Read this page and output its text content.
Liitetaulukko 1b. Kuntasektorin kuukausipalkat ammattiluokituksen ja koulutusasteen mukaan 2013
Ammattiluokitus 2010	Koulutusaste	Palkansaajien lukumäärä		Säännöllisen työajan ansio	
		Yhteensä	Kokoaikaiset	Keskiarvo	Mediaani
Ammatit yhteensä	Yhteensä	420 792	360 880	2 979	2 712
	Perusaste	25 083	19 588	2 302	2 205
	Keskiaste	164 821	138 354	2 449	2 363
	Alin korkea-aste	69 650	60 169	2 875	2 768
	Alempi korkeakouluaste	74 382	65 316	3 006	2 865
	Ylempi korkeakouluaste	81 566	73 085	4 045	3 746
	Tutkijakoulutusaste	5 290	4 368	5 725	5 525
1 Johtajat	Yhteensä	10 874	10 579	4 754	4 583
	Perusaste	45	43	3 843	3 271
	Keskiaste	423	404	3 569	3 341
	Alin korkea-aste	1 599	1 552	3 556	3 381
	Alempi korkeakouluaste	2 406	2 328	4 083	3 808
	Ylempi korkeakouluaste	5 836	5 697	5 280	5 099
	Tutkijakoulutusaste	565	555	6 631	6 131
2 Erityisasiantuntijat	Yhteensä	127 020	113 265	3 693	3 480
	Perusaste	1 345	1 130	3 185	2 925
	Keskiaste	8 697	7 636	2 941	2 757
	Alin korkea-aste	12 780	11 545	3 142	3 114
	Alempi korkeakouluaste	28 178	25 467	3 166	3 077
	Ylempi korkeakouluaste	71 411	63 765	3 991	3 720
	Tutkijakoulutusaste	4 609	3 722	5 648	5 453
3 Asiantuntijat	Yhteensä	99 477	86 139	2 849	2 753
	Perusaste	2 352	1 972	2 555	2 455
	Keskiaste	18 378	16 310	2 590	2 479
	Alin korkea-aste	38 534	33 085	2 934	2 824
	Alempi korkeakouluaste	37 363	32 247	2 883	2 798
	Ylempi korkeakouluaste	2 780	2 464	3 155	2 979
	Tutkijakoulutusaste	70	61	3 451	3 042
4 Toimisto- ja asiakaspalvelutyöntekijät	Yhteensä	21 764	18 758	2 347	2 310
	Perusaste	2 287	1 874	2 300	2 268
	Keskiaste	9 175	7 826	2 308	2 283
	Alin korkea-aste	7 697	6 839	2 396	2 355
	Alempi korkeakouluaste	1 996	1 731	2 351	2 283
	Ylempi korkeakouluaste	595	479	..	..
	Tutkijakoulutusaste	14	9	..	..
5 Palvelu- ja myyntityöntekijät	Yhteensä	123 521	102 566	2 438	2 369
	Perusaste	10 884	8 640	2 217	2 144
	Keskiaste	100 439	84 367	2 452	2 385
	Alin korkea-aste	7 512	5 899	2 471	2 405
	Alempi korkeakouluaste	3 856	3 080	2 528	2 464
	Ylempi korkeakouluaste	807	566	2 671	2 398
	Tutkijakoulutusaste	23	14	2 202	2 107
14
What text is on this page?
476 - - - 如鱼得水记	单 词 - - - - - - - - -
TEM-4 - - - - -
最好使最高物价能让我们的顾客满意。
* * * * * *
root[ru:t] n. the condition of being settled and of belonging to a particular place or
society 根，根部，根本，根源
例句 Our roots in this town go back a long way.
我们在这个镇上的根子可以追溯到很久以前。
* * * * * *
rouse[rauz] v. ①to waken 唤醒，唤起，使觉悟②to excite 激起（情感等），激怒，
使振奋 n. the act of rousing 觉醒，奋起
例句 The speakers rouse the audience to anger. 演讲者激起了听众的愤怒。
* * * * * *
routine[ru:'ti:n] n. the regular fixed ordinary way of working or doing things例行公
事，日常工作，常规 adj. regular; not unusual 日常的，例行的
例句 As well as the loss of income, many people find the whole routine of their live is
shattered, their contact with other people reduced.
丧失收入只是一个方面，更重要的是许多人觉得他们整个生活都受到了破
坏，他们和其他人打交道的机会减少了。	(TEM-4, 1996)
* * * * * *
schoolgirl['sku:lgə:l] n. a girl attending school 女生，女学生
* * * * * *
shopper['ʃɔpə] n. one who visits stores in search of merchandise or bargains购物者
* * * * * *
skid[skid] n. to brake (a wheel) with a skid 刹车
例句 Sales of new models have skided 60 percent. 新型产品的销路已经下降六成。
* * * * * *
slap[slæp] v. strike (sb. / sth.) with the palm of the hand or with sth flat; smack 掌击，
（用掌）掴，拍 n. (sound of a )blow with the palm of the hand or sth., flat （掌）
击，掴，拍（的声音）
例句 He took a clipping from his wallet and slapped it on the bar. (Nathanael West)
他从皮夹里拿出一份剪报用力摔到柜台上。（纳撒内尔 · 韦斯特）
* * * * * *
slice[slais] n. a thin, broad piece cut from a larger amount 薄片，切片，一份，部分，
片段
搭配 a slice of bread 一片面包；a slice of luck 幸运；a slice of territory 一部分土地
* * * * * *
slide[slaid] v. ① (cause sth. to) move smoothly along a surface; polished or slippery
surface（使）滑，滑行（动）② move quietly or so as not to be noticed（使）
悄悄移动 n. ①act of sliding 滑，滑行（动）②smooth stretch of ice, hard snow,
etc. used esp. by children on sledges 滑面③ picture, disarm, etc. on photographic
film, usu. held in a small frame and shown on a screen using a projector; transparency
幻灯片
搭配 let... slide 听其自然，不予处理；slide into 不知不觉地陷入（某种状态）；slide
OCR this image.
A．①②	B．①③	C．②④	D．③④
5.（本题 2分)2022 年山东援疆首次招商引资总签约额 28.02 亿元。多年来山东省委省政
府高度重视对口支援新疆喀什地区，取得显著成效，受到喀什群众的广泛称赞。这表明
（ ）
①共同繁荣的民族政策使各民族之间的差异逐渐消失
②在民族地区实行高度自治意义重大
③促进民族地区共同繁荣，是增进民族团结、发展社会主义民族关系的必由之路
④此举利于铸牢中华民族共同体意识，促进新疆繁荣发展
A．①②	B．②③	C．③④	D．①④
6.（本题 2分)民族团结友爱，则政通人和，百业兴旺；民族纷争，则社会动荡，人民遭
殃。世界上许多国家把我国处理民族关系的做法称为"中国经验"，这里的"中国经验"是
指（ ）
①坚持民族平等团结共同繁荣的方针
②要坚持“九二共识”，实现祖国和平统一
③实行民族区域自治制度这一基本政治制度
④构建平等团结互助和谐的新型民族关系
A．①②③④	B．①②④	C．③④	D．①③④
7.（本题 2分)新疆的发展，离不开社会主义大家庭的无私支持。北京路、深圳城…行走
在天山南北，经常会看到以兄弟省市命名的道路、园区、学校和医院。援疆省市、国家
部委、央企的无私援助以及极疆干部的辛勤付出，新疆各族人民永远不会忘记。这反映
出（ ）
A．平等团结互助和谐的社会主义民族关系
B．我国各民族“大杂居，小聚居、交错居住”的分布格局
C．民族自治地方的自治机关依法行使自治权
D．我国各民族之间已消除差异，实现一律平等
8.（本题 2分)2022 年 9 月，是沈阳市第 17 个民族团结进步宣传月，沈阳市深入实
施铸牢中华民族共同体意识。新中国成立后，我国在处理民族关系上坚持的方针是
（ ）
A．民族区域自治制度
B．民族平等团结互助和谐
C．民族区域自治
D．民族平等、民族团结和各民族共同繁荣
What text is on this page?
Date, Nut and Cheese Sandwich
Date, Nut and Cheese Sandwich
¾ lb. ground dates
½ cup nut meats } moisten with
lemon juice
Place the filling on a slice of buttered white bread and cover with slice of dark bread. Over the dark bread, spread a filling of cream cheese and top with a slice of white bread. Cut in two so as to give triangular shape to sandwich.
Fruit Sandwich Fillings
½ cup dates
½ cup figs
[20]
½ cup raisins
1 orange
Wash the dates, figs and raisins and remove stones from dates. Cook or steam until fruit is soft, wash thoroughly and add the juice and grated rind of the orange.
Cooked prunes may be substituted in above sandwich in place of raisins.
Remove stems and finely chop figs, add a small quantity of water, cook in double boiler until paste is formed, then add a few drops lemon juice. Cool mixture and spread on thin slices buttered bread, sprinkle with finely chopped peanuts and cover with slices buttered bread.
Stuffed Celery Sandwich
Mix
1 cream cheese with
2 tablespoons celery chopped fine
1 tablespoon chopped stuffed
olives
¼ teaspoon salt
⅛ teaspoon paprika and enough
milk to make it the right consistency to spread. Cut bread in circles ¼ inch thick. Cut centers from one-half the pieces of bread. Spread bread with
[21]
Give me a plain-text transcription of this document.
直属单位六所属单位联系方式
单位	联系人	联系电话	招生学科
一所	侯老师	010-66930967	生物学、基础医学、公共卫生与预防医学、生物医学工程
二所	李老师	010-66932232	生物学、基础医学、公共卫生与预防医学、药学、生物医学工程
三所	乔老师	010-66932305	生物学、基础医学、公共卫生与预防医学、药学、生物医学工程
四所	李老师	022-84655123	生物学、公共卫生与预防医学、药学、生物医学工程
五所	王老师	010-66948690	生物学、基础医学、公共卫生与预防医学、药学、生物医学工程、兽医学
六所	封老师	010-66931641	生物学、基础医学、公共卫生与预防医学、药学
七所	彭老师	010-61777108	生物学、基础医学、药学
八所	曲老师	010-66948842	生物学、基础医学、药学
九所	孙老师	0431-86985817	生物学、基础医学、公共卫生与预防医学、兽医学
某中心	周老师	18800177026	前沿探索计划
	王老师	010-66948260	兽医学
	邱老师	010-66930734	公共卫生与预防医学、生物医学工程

=======

» **Exercise requirements**
Gather every line from the entries above where the word "text" appears, and copy them.

» **Worked solution**
Read this page and output its text content.
What text is on this page?
What text is on this page?
Give me a plain-text transcription of this document.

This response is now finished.